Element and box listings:
= = =

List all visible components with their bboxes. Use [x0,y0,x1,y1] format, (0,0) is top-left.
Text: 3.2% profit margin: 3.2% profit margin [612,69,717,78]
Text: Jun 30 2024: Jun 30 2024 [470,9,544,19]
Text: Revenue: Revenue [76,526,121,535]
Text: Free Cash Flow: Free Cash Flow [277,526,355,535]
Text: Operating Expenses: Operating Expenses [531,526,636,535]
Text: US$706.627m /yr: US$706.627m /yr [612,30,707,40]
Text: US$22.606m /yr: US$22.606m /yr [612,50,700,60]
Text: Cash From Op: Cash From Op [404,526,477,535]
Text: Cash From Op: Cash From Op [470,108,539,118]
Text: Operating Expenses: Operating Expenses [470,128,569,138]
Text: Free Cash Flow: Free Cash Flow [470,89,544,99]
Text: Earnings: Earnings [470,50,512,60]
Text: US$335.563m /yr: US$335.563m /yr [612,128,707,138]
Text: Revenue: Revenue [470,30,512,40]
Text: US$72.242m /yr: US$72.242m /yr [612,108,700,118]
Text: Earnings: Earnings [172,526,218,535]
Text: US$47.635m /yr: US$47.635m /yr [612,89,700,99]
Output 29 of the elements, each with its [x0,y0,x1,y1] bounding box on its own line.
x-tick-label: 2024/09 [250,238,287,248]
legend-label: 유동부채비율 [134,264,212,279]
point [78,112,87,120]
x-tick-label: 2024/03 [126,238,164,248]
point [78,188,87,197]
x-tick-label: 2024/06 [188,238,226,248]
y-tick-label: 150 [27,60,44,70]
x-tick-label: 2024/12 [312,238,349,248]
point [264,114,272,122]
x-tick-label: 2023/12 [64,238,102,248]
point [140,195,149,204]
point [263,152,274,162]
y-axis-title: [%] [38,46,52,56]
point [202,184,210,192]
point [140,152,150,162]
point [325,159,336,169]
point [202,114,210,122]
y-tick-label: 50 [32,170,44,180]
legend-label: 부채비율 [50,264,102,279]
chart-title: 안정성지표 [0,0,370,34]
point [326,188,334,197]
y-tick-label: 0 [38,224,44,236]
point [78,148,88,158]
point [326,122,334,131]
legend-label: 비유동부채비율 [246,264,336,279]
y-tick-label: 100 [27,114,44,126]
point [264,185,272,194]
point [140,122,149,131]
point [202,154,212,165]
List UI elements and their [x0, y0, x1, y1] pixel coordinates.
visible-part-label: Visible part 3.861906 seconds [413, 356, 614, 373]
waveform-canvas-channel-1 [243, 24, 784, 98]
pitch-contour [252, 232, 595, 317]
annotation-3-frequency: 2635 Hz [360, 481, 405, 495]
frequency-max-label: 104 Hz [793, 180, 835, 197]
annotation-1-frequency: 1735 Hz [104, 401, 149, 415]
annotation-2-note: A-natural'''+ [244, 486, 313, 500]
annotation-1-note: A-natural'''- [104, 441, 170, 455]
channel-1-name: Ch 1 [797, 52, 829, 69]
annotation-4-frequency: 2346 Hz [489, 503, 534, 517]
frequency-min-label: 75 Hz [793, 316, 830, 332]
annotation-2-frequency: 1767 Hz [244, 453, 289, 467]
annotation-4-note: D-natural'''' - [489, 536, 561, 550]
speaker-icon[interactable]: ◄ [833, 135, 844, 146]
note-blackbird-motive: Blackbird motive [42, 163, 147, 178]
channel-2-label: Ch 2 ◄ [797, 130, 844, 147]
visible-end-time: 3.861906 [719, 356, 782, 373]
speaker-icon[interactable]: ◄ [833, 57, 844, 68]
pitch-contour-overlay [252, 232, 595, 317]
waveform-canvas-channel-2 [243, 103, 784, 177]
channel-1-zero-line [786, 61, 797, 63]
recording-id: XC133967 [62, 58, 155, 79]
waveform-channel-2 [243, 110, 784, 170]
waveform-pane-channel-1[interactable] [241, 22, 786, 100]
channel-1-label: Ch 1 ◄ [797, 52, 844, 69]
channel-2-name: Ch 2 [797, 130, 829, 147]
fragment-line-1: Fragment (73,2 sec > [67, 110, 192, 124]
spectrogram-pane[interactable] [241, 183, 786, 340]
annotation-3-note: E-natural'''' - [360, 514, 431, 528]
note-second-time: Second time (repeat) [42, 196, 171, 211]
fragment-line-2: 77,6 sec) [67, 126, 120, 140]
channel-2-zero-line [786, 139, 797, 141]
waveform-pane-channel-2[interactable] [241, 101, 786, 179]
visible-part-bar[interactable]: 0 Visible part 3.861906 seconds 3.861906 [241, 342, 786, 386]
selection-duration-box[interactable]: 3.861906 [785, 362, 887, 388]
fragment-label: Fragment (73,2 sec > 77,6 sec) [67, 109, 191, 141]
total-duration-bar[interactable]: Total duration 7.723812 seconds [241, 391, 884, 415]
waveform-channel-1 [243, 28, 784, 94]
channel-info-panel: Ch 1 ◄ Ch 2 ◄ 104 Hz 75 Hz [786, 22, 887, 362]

= = =

Can you copy out every line of the rows above, keeping each character unchanged?

List all visible components with their bboxes. Use [x0,y0,x1,y1] format, (0,0) is top-left.
Text: 3.2% profit margin: 3.2% profit margin [612,69,717,78]
Text: Jun 30 2024: Jun 30 2024 [470,9,544,19]
Text: Revenue: Revenue [76,526,121,535]
Text: Free Cash Flow: Free Cash Flow [277,526,355,535]
Text: Operating Expenses: Operating Expenses [531,526,636,535]
Text: US$706.627m /yr: US$706.627m /yr [612,30,707,40]
Text: US$22.606m /yr: US$22.606m /yr [612,50,700,60]
Text: Cash From Op: Cash From Op [404,526,477,535]
Text: Cash From Op: Cash From Op [470,108,539,118]
Text: Operating Expenses: Operating Expenses [470,128,569,138]
Text: Free Cash Flow: Free Cash Flow [470,89,544,99]
Text: Earnings: Earnings [470,50,512,60]
Text: US$335.563m /yr: US$335.563m /yr [612,128,707,138]
Text: Revenue: Revenue [470,30,512,40]
Text: US$72.242m /yr: US$72.242m /yr [612,108,700,118]
Text: Earnings: Earnings [172,526,218,535]
Text: US$47.635m /yr: US$47.635m /yr [612,89,700,99]
Output 29 of the elements, each with its [x0,y0,x1,y1] bounding box on its own line.
x-tick-label: 2024/09 [250,238,287,248]
legend-label: 유동부채비율 [134,264,212,279]
point [78,112,87,120]
x-tick-label: 2024/03 [126,238,164,248]
point [78,188,87,197]
x-tick-label: 2024/06 [188,238,226,248]
y-tick-label: 150 [27,60,44,70]
x-tick-label: 2024/12 [312,238,349,248]
point [264,114,272,122]
x-tick-label: 2023/12 [64,238,102,248]
point [140,195,149,204]
point [263,152,274,162]
y-axis-title: [%] [38,46,52,56]
point [202,184,210,192]
point [140,152,150,162]
point [325,159,336,169]
point [202,114,210,122]
y-tick-label: 50 [32,170,44,180]
legend-label: 부채비율 [50,264,102,279]
chart-title: 안정성지표 [0,0,370,34]
point [326,188,334,197]
y-tick-label: 0 [38,224,44,236]
point [78,148,88,158]
point [326,122,334,131]
legend-label: 비유동부채비율 [246,264,336,279]
y-tick-label: 100 [27,114,44,126]
point [264,185,272,194]
point [140,122,149,131]
point [202,154,212,165]
List UI elements and their [x0, y0, x1, y1] pixel coordinates.
visible-part-label: Visible part 3.861906 seconds [413, 356, 614, 373]
waveform-canvas-channel-1 [243, 24, 784, 98]
pitch-contour [252, 232, 595, 317]
annotation-3-frequency: 2635 Hz [360, 481, 405, 495]
frequency-max-label: 104 Hz [793, 180, 835, 197]
annotation-1-frequency: 1735 Hz [104, 401, 149, 415]
annotation-2-note: A-natural'''+ [244, 486, 313, 500]
annotation-1-note: A-natural'''- [104, 441, 170, 455]
channel-1-name: Ch 1 [797, 52, 829, 69]
annotation-4-frequency: 2346 Hz [489, 503, 534, 517]
frequency-min-label: 75 Hz [793, 316, 830, 332]
annotation-2-frequency: 1767 Hz [244, 453, 289, 467]
annotation-4-note: D-natural'''' - [489, 536, 561, 550]
speaker-icon[interactable]: ◄ [833, 135, 844, 146]
note-blackbird-motive: Blackbird motive [42, 163, 147, 178]
channel-2-label: Ch 2 ◄ [797, 130, 844, 147]
visible-end-time: 3.861906 [719, 356, 782, 373]
speaker-icon[interactable]: ◄ [833, 57, 844, 68]
pitch-contour-overlay [252, 232, 595, 317]
waveform-canvas-channel-2 [243, 103, 784, 177]
channel-1-zero-line [786, 61, 797, 63]
recording-id: XC133967 [62, 58, 155, 79]
waveform-channel-2 [243, 110, 784, 170]
waveform-pane-channel-1[interactable] [241, 22, 786, 100]
channel-1-label: Ch 1 ◄ [797, 52, 844, 69]
channel-2-name: Ch 2 [797, 130, 829, 147]
fragment-line-1: Fragment (73,2 sec > [67, 110, 192, 124]
spectrogram-pane[interactable] [241, 183, 786, 340]
annotation-3-note: E-natural'''' - [360, 514, 431, 528]
note-second-time: Second time (repeat) [42, 196, 171, 211]
fragment-line-2: 77,6 sec) [67, 126, 120, 140]
channel-2-zero-line [786, 139, 797, 141]
waveform-pane-channel-2[interactable] [241, 101, 786, 179]
visible-part-bar[interactable]: 0 Visible part 3.861906 seconds 3.861906 [241, 342, 786, 386]
selection-duration-box[interactable]: 3.861906 [785, 362, 887, 388]
fragment-label: Fragment (73,2 sec > 77,6 sec) [67, 109, 191, 141]
total-duration-bar[interactable]: Total duration 7.723812 seconds [241, 391, 884, 415]
waveform-channel-1 [243, 28, 784, 94]
channel-info-panel: Ch 1 ◄ Ch 2 ◄ 104 Hz 75 Hz [786, 22, 887, 362]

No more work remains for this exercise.